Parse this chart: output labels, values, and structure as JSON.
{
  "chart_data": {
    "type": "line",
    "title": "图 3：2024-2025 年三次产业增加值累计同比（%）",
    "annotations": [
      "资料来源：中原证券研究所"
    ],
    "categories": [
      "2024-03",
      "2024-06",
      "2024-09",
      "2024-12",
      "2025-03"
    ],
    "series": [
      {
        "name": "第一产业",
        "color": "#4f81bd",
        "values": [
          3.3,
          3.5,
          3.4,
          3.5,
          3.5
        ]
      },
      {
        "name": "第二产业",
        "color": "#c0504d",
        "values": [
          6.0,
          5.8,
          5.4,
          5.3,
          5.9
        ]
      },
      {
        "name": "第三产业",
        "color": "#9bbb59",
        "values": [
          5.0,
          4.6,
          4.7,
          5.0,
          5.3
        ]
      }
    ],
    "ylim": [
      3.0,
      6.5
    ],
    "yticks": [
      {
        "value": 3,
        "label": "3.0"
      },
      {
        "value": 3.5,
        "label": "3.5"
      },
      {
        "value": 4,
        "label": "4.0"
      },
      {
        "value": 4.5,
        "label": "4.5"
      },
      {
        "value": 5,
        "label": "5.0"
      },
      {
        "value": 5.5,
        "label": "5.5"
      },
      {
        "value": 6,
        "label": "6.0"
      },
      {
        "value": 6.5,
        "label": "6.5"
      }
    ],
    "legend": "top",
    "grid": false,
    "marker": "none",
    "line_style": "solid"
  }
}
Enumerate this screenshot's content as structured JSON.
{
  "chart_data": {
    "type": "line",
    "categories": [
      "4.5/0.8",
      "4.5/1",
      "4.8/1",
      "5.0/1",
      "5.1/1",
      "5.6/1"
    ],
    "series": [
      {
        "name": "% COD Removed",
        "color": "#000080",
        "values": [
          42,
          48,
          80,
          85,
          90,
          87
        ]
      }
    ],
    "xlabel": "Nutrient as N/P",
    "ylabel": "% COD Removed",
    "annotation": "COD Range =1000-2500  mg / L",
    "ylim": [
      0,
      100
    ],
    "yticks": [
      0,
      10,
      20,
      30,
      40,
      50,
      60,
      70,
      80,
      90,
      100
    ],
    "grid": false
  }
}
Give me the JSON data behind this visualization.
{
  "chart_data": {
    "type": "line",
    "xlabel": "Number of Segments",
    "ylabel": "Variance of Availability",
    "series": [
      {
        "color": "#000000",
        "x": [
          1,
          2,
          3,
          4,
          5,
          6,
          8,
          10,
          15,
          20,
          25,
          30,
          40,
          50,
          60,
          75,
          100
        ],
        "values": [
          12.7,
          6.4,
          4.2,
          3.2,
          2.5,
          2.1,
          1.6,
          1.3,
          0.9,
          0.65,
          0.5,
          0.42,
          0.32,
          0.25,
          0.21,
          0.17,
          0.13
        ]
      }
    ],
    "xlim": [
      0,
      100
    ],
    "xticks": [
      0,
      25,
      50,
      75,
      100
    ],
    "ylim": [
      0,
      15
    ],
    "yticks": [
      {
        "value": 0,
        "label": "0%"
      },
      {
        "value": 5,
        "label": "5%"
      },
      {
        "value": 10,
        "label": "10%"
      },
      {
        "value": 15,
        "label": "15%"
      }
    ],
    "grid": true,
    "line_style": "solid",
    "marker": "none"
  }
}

____________________

*TASK BRIEF:* Take the lines above and print them exactly.

*OUTPUT OF THE TASK:*
Parse this chart: output labels, values, and structure as JSON.
{
  "chart_data": {
    "type": "line",
    "title": "图 3：2024-2025 年三次产业增加值累计同比（%）",
    "annotations": [
      "资料来源：中原证券研究所"
    ],
    "categories": [
      "2024-03",
      "2024-06",
      "2024-09",
      "2024-12",
      "2025-03"
    ],
    "series": [
      {
        "name": "第一产业",
        "color": "#4f81bd",
        "values": [
          3.3,
          3.5,
          3.4,
          3.5,
          3.5
        ]
      },
      {
        "name": "第二产业",
        "color": "#c0504d",
        "values": [
          6.0,
          5.8,
          5.4,
          5.3,
          5.9
        ]
      },
      {
        "name": "第三产业",
        "color": "#9bbb59",
        "values": [
          5.0,
          4.6,
          4.7,
          5.0,
          5.3
        ]
      }
    ],
    "ylim": [
      3.0,
      6.5
    ],
    "yticks": [
      {
        "value": 3,
        "label": "3.0"
      },
      {
        "value": 3.5,
        "label": "3.5"
      },
      {
        "value": 4,
        "label": "4.0"
      },
      {
        "value": 4.5,
        "label": "4.5"
      },
      {
        "value": 5,
        "label": "5.0"
      },
      {
        "value": 5.5,
        "label": "5.5"
      },
      {
        "value": 6,
        "label": "6.0"
      },
      {
        "value": 6.5,
        "label": "6.5"
      }
    ],
    "legend": "top",
    "grid": false,
    "marker": "none",
    "line_style": "solid"
  }
}
Enumerate this screenshot's content as structured JSON.
{
  "chart_data": {
    "type": "line",
    "categories": [
      "4.5/0.8",
      "4.5/1",
      "4.8/1",
      "5.0/1",
      "5.1/1",
      "5.6/1"
    ],
    "series": [
      {
        "name": "% COD Removed",
        "color": "#000080",
        "values": [
          42,
          48,
          80,
          85,
          90,
          87
        ]
      }
    ],
    "xlabel": "Nutrient as N/P",
    "ylabel": "% COD Removed",
    "annotation": "COD Range =1000-2500  mg / L",
    "ylim": [
      0,
      100
    ],
    "yticks": [
      0,
      10,
      20,
      30,
      40,
      50,
      60,
      70,
      80,
      90,
      100
    ],
    "grid": false
  }
}
Give me the JSON data behind this visualization.
{
  "chart_data": {
    "type": "line",
    "xlabel": "Number of Segments",
    "ylabel": "Variance of Availability",
    "series": [
      {
        "color": "#000000",
        "x": [
          1,
          2,
          3,
          4,
          5,
          6,
          8,
          10,
          15,
          20,
          25,
          30,
          40,
          50,
          60,
          75,
          100
        ],
        "values": [
          12.7,
          6.4,
          4.2,
          3.2,
          2.5,
          2.1,
          1.6,
          1.3,
          0.9,
          0.65,
          0.5,
          0.42,
          0.32,
          0.25,
          0.21,
          0.17,
          0.13
        ]
      }
    ],
    "xlim": [
      0,
      100
    ],
    "xticks": [
      0,
      25,
      50,
      75,
      100
    ],
    "ylim": [
      0,
      15
    ],
    "yticks": [
      {
        "value": 0,
        "label": "0%"
      },
      {
        "value": 5,
        "label": "5%"
      },
      {
        "value": 10,
        "label": "10%"
      },
      {
        "value": 15,
        "label": "15%"
      }
    ],
    "grid": true,
    "line_style": "solid",
    "marker": "none"
  }
}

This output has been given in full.